=== Excerpted data ===

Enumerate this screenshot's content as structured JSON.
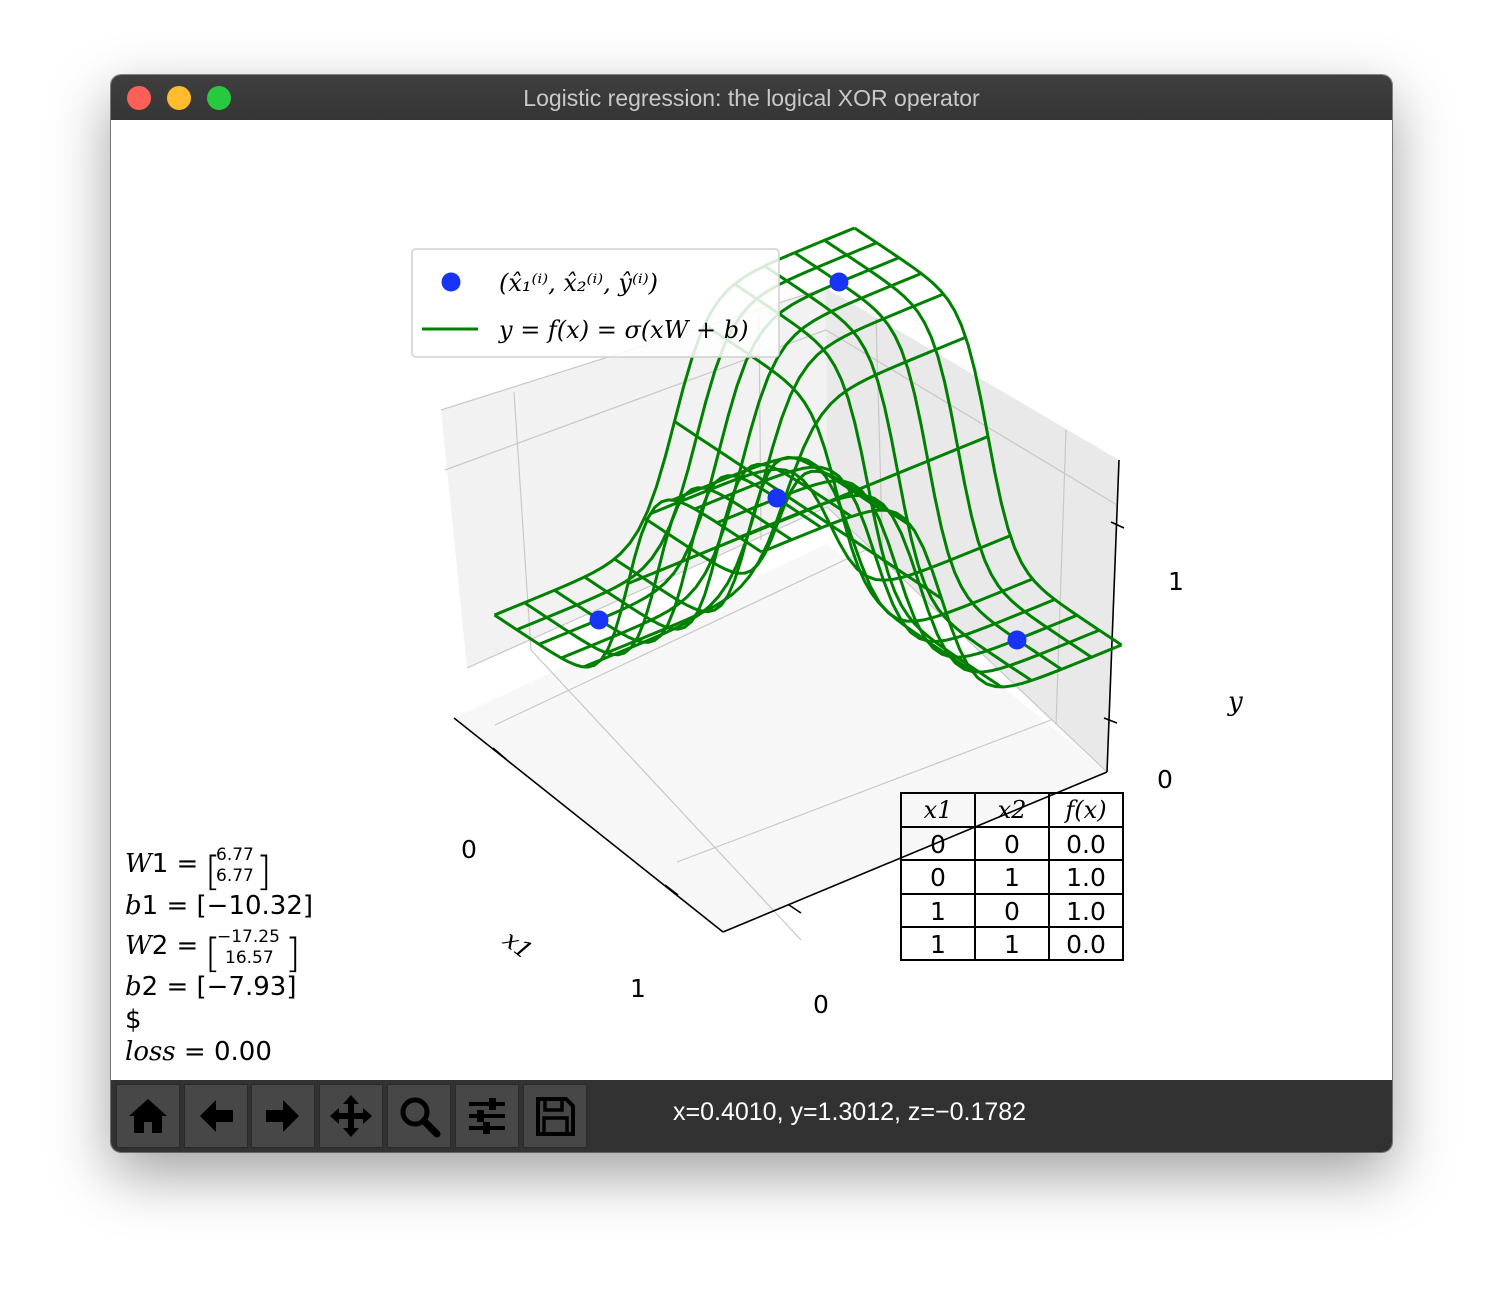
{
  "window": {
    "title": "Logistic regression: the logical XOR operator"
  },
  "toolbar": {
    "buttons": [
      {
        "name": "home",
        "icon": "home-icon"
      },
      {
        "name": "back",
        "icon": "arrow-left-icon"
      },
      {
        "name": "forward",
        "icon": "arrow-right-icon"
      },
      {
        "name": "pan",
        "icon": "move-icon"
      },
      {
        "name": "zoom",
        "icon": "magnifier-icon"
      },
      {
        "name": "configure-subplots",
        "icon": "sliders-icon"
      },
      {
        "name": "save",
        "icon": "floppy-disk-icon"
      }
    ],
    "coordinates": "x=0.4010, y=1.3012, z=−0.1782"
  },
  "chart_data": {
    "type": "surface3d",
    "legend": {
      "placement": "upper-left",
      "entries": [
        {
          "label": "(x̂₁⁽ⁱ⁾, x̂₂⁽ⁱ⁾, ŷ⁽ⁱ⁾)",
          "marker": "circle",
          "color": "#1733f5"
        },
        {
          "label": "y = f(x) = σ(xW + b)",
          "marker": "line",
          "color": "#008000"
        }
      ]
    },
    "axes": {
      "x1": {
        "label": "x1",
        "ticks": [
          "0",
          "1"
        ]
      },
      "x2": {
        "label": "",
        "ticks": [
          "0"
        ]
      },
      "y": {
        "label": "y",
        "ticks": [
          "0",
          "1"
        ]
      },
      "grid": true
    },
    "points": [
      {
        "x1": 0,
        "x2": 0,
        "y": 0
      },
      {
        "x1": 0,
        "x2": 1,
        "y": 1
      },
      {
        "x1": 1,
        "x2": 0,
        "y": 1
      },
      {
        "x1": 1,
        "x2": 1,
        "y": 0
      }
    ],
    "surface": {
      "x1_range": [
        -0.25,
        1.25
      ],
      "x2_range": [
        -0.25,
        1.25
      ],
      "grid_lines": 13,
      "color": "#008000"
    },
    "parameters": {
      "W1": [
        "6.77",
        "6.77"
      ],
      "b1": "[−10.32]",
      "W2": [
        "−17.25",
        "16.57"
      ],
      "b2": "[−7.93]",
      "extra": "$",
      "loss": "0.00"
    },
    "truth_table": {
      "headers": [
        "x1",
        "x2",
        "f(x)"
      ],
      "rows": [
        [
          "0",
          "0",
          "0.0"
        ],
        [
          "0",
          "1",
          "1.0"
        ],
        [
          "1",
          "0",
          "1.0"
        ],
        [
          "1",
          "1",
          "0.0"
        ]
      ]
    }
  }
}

===

Quote each line of the listing exactly, but leave the pictures out.

Enumerate this screenshot's content as structured JSON.
{
  "window": {
    "title": "Logistic regression: the logical XOR operator"
  },
  "toolbar": {
    "buttons": [
      {
        "name": "home",
        "icon": "home-icon"
      },
      {
        "name": "back",
        "icon": "arrow-left-icon"
      },
      {
        "name": "forward",
        "icon": "arrow-right-icon"
      },
      {
        "name": "pan",
        "icon": "move-icon"
      },
      {
        "name": "zoom",
        "icon": "magnifier-icon"
      },
      {
        "name": "configure-subplots",
        "icon": "sliders-icon"
      },
      {
        "name": "save",
        "icon": "floppy-disk-icon"
      }
    ],
    "coordinates": "x=0.4010, y=1.3012, z=−0.1782"
  },
  "chart_data": {
    "type": "surface3d",
    "legend": {
      "placement": "upper-left",
      "entries": [
        {
          "label": "(x̂₁⁽ⁱ⁾, x̂₂⁽ⁱ⁾, ŷ⁽ⁱ⁾)",
          "marker": "circle",
          "color": "#1733f5"
        },
        {
          "label": "y = f(x) = σ(xW + b)",
          "marker": "line",
          "color": "#008000"
        }
      ]
    },
    "axes": {
      "x1": {
        "label": "x1",
        "ticks": [
          "0",
          "1"
        ]
      },
      "x2": {
        "label": "",
        "ticks": [
          "0"
        ]
      },
      "y": {
        "label": "y",
        "ticks": [
          "0",
          "1"
        ]
      },
      "grid": true
    },
    "points": [
      {
        "x1": 0,
        "x2": 0,
        "y": 0
      },
      {
        "x1": 0,
        "x2": 1,
        "y": 1
      },
      {
        "x1": 1,
        "x2": 0,
        "y": 1
      },
      {
        "x1": 1,
        "x2": 1,
        "y": 0
      }
    ],
    "surface": {
      "x1_range": [
        -0.25,
        1.25
      ],
      "x2_range": [
        -0.25,
        1.25
      ],
      "grid_lines": 13,
      "color": "#008000"
    },
    "parameters": {
      "W1": [
        "6.77",
        "6.77"
      ],
      "b1": "[−10.32]",
      "W2": [
        "−17.25",
        "16.57"
      ],
      "b2": "[−7.93]",
      "extra": "$",
      "loss": "0.00"
    },
    "truth_table": {
      "headers": [
        "x1",
        "x2",
        "f(x)"
      ],
      "rows": [
        [
          "0",
          "0",
          "0.0"
        ],
        [
          "0",
          "1",
          "1.0"
        ],
        [
          "1",
          "0",
          "1.0"
        ],
        [
          "1",
          "1",
          "0.0"
        ]
      ]
    }
  }
}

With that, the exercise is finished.